(Task goal):
Copy out every line of the data exactly.

——————

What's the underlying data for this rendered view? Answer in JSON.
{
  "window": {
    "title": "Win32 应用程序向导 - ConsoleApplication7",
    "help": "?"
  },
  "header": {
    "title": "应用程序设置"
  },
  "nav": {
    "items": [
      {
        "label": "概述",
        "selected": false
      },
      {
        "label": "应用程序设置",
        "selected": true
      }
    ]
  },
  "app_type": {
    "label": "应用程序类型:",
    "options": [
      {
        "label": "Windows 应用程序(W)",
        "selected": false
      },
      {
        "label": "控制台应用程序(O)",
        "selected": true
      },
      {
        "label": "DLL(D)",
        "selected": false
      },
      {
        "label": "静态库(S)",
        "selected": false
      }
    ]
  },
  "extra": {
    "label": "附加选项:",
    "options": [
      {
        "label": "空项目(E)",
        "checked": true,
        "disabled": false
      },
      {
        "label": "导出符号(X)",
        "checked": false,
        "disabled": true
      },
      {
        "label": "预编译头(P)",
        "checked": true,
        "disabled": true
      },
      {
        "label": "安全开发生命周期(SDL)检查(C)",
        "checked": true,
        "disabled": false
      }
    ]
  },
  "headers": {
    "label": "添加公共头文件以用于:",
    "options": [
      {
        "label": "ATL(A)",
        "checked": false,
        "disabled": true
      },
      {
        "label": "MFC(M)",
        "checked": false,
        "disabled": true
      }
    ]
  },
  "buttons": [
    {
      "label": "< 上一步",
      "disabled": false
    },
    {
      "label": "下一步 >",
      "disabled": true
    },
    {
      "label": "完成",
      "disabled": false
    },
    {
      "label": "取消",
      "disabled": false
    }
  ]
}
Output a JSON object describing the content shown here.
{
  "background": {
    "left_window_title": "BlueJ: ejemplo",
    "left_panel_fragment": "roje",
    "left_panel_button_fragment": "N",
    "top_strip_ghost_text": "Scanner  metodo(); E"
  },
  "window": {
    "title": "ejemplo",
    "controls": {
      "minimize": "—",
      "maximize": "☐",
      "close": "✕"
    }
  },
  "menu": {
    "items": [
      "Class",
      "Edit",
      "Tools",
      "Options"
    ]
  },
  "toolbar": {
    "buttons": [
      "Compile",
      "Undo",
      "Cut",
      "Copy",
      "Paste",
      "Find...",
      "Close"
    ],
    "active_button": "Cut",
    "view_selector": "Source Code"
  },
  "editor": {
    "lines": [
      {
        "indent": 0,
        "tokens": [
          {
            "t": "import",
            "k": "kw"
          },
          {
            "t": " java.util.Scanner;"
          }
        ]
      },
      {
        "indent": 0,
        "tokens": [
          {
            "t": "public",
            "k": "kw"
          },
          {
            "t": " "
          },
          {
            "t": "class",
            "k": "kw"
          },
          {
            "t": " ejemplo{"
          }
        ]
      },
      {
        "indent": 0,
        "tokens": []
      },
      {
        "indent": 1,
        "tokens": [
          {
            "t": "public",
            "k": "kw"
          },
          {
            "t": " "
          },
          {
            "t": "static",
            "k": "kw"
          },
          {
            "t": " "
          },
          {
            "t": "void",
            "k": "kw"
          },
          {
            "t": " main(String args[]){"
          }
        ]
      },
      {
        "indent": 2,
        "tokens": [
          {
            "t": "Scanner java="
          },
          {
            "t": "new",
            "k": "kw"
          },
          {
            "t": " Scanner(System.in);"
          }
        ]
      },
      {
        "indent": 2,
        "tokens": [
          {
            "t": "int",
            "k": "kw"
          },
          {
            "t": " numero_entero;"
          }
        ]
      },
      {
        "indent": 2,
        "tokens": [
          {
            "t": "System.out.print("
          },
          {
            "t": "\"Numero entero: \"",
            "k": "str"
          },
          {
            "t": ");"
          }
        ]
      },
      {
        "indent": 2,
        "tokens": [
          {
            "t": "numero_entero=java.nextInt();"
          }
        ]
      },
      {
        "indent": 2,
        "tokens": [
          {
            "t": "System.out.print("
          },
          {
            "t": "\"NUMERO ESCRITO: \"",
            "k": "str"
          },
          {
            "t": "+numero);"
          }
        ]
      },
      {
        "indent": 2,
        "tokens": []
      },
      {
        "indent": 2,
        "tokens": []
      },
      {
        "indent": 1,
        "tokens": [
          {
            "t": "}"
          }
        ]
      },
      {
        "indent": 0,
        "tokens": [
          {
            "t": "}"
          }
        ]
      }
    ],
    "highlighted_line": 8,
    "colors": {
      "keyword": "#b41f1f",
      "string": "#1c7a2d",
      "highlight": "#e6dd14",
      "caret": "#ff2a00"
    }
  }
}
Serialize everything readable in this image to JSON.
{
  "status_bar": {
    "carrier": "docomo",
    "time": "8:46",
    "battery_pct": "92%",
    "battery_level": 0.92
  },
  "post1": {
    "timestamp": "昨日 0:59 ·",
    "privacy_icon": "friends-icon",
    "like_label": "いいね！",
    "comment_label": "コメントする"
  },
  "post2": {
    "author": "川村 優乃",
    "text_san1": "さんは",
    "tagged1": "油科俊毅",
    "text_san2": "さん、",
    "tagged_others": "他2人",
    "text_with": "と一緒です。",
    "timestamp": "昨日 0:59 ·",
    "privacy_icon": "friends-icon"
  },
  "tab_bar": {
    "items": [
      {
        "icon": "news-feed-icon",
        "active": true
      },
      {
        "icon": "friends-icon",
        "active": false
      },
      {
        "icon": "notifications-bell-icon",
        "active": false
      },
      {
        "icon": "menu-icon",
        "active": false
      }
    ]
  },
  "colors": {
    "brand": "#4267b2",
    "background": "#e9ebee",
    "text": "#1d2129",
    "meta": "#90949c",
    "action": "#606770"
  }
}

——————

(Worked answer):
What's the underlying data for this rendered view? Answer in JSON.
{
  "window": {
    "title": "Win32 应用程序向导 - ConsoleApplication7",
    "help": "?"
  },
  "header": {
    "title": "应用程序设置"
  },
  "nav": {
    "items": [
      {
        "label": "概述",
        "selected": false
      },
      {
        "label": "应用程序设置",
        "selected": true
      }
    ]
  },
  "app_type": {
    "label": "应用程序类型:",
    "options": [
      {
        "label": "Windows 应用程序(W)",
        "selected": false
      },
      {
        "label": "控制台应用程序(O)",
        "selected": true
      },
      {
        "label": "DLL(D)",
        "selected": false
      },
      {
        "label": "静态库(S)",
        "selected": false
      }
    ]
  },
  "extra": {
    "label": "附加选项:",
    "options": [
      {
        "label": "空项目(E)",
        "checked": true,
        "disabled": false
      },
      {
        "label": "导出符号(X)",
        "checked": false,
        "disabled": true
      },
      {
        "label": "预编译头(P)",
        "checked": true,
        "disabled": true
      },
      {
        "label": "安全开发生命周期(SDL)检查(C)",
        "checked": true,
        "disabled": false
      }
    ]
  },
  "headers": {
    "label": "添加公共头文件以用于:",
    "options": [
      {
        "label": "ATL(A)",
        "checked": false,
        "disabled": true
      },
      {
        "label": "MFC(M)",
        "checked": false,
        "disabled": true
      }
    ]
  },
  "buttons": [
    {
      "label": "< 上一步",
      "disabled": false
    },
    {
      "label": "下一步 >",
      "disabled": true
    },
    {
      "label": "完成",
      "disabled": false
    },
    {
      "label": "取消",
      "disabled": false
    }
  ]
}
Output a JSON object describing the content shown here.
{
  "background": {
    "left_window_title": "BlueJ: ejemplo",
    "left_panel_fragment": "roje",
    "left_panel_button_fragment": "N",
    "top_strip_ghost_text": "Scanner  metodo(); E"
  },
  "window": {
    "title": "ejemplo",
    "controls": {
      "minimize": "—",
      "maximize": "☐",
      "close": "✕"
    }
  },
  "menu": {
    "items": [
      "Class",
      "Edit",
      "Tools",
      "Options"
    ]
  },
  "toolbar": {
    "buttons": [
      "Compile",
      "Undo",
      "Cut",
      "Copy",
      "Paste",
      "Find...",
      "Close"
    ],
    "active_button": "Cut",
    "view_selector": "Source Code"
  },
  "editor": {
    "lines": [
      {
        "indent": 0,
        "tokens": [
          {
            "t": "import",
            "k": "kw"
          },
          {
            "t": " java.util.Scanner;"
          }
        ]
      },
      {
        "indent": 0,
        "tokens": [
          {
            "t": "public",
            "k": "kw"
          },
          {
            "t": " "
          },
          {
            "t": "class",
            "k": "kw"
          },
          {
            "t": " ejemplo{"
          }
        ]
      },
      {
        "indent": 0,
        "tokens": []
      },
      {
        "indent": 1,
        "tokens": [
          {
            "t": "public",
            "k": "kw"
          },
          {
            "t": " "
          },
          {
            "t": "static",
            "k": "kw"
          },
          {
            "t": " "
          },
          {
            "t": "void",
            "k": "kw"
          },
          {
            "t": " main(String args[]){"
          }
        ]
      },
      {
        "indent": 2,
        "tokens": [
          {
            "t": "Scanner java="
          },
          {
            "t": "new",
            "k": "kw"
          },
          {
            "t": " Scanner(System.in);"
          }
        ]
      },
      {
        "indent": 2,
        "tokens": [
          {
            "t": "int",
            "k": "kw"
          },
          {
            "t": " numero_entero;"
          }
        ]
      },
      {
        "indent": 2,
        "tokens": [
          {
            "t": "System.out.print("
          },
          {
            "t": "\"Numero entero: \"",
            "k": "str"
          },
          {
            "t": ");"
          }
        ]
      },
      {
        "indent": 2,
        "tokens": [
          {
            "t": "numero_entero=java.nextInt();"
          }
        ]
      },
      {
        "indent": 2,
        "tokens": [
          {
            "t": "System.out.print("
          },
          {
            "t": "\"NUMERO ESCRITO: \"",
            "k": "str"
          },
          {
            "t": "+numero);"
          }
        ]
      },
      {
        "indent": 2,
        "tokens": []
      },
      {
        "indent": 2,
        "tokens": []
      },
      {
        "indent": 1,
        "tokens": [
          {
            "t": "}"
          }
        ]
      },
      {
        "indent": 0,
        "tokens": [
          {
            "t": "}"
          }
        ]
      }
    ],
    "highlighted_line": 8,
    "colors": {
      "keyword": "#b41f1f",
      "string": "#1c7a2d",
      "highlight": "#e6dd14",
      "caret": "#ff2a00"
    }
  }
}
Serialize everything readable in this image to JSON.
{
  "status_bar": {
    "carrier": "docomo",
    "time": "8:46",
    "battery_pct": "92%",
    "battery_level": 0.92
  },
  "post1": {
    "timestamp": "昨日 0:59 ·",
    "privacy_icon": "friends-icon",
    "like_label": "いいね！",
    "comment_label": "コメントする"
  },
  "post2": {
    "author": "川村 優乃",
    "text_san1": "さんは",
    "tagged1": "油科俊毅",
    "text_san2": "さん、",
    "tagged_others": "他2人",
    "text_with": "と一緒です。",
    "timestamp": "昨日 0:59 ·",
    "privacy_icon": "friends-icon"
  },
  "tab_bar": {
    "items": [
      {
        "icon": "news-feed-icon",
        "active": true
      },
      {
        "icon": "friends-icon",
        "active": false
      },
      {
        "icon": "notifications-bell-icon",
        "active": false
      },
      {
        "icon": "menu-icon",
        "active": false
      }
    ]
  },
  "colors": {
    "brand": "#4267b2",
    "background": "#e9ebee",
    "text": "#1d2129",
    "meta": "#90949c",
    "action": "#606770"
  }
}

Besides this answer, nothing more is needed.